◆ Task details:
Revise the Doha championships text starting at "Men’s 200: Noah" and ending at "in 2nd (44.15).", replacing "Pre-race favorite" with "Pre-meet favorite".

◆ Text shown:
By Robert Johnson
October 9, 2019
The track and field display that was put on last week in Doha at the 2019 IAAF World Athletics Championships was unbelievable. Five years ago, when Worlds were awarded to Doha, many wondered how Doha’s hot weather and the late date of the championships would impact the performances, and some were making dire predictions, particularly for the long distance events.
In actuality, nearly everything about Worlds — minus the crowds and the absurd heat for the women’s marathon — ended up being amazing. The air conditioning in the stadium was a big success as the performances in the long distance races were quite good. The men’s and women’s 10,000s were both fantastic, the men’s 5000 went sub-13:00, the women’s 1500, steeplechase, and 5000 were all won in championship record times, and the men’s steeplechase and 1500 were won with the second-fastest winning times in history.
In looking at just the finals of the 800 through 10,000, those races featured 57 personal bests, 18 more seasonal bests, 15 national records, four championship records, and four world leads. Every single mid-d or distance final on the track featured at least one athlete running a personal best and the women’s 5000 and 10k featured 11 personal bests each. So much for the Doha heat ruining the distance competition.
And while they couldn’t air-condition the marathons, they both ended up being won by very credentialed marathoners in Ruth Chepngetich, the third fastest woman in history, and Lelisa Desisa, a previous winner in New York and Boston.
But the distance races were far from the only events where the performances were top-notch in Doha. Basically every single running event, male and female, had a great storyline and/or performance attached to it as shown below:
Men’s 100: Christian Coleman arrives as the world’s fastest man, wins first world title.
Men’s 110h: 21-year-old Grant Holloway completes historic season, which saw him become first collegian to go sub-13, with a world title.
Men’s 200: Noah Lyles wins first world title.
Men’s 400: Pre-race favorite Michael Norman doesn’t even make the final as Steven Gardiner completes an undefeated season at 400 to win gold and give hope to his ravaged homeland (The Bahamas). He does so with a huge pb of 43.48 that makes him the 6th fastest man ever. Anthony Jose Zambrano of Colombia set a South American record in 2nd (44.15).

◆ Stored data:
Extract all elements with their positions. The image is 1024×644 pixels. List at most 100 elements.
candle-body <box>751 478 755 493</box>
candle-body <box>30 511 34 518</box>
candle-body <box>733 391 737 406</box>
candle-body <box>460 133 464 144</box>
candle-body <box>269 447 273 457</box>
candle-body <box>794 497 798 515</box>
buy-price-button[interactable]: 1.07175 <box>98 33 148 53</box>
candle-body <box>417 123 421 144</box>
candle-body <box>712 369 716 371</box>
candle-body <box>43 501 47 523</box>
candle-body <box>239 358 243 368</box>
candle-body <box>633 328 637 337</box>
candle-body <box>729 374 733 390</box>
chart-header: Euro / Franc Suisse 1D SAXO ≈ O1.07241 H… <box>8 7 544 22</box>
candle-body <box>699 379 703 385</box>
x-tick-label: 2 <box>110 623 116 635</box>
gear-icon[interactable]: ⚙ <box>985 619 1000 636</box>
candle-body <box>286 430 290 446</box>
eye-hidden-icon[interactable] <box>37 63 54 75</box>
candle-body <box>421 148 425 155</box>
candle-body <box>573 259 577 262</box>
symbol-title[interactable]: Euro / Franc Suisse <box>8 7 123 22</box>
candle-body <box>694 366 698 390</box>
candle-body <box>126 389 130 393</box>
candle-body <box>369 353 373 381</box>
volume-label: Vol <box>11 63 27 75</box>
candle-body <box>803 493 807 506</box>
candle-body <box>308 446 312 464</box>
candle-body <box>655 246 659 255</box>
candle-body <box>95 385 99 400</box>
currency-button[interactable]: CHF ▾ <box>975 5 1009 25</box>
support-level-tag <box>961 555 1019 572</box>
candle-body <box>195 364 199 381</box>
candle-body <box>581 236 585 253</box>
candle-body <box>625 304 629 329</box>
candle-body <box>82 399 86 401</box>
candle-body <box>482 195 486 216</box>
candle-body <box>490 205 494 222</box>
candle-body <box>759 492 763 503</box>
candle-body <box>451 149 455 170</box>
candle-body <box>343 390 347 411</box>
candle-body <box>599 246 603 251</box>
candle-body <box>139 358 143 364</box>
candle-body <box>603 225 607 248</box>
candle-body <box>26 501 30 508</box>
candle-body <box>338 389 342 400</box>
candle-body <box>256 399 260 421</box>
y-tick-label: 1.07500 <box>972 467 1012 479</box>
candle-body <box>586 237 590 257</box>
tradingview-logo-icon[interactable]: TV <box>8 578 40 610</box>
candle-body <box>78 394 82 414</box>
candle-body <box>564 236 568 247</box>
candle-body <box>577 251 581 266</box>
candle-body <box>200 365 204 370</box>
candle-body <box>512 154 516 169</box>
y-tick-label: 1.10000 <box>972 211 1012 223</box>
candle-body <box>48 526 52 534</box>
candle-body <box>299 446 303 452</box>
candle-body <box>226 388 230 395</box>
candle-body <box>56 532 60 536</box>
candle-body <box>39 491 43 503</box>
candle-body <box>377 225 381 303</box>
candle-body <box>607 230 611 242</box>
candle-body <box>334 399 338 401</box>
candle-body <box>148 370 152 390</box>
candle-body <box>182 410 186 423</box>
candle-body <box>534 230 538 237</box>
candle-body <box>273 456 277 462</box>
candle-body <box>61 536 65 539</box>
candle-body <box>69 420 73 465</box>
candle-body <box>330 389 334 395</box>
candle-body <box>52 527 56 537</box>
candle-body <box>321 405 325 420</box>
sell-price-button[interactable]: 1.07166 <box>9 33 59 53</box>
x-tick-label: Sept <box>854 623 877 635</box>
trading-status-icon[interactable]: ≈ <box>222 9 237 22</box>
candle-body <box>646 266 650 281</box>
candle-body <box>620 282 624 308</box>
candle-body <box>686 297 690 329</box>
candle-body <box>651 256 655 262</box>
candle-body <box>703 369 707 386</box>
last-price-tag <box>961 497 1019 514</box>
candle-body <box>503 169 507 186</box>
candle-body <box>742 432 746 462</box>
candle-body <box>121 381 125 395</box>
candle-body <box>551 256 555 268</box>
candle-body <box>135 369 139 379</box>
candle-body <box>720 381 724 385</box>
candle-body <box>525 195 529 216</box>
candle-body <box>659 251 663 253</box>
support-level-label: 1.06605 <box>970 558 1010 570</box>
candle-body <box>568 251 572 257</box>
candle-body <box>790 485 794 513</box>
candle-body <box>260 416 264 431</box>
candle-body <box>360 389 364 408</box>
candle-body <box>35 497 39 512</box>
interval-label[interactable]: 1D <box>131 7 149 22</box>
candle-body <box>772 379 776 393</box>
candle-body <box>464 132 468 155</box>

...

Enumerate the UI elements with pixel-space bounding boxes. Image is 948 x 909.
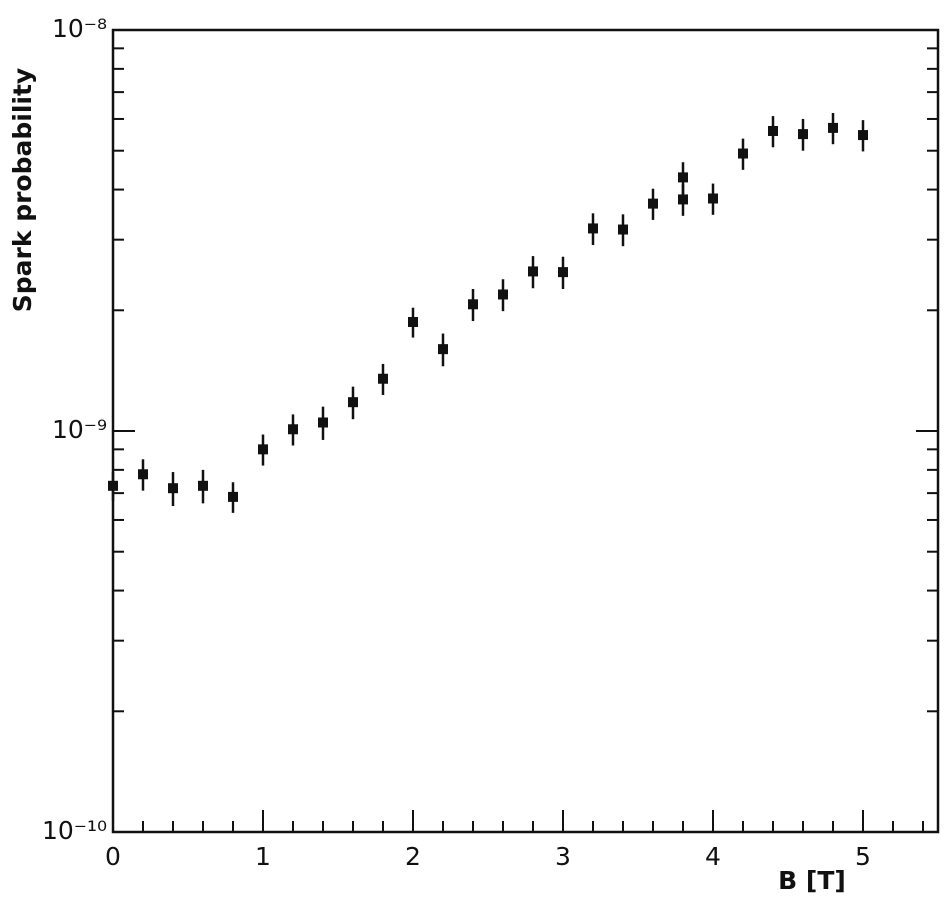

◆ Task response:
Men’s 200: Noah Lyles wins first world title.
Men’s 400: Pre-meet favorite Michael Norman doesn’t even make the final as Steven Gardiner completes an undefeated season at 400 to win gold and give hope to his ravaged homeland (The Bahamas). He does so with a huge pb of 43.48 that makes him the 6th fastest man ever. Anthony Jose Zambrano of Colombia set a South American record in 2nd (44.15).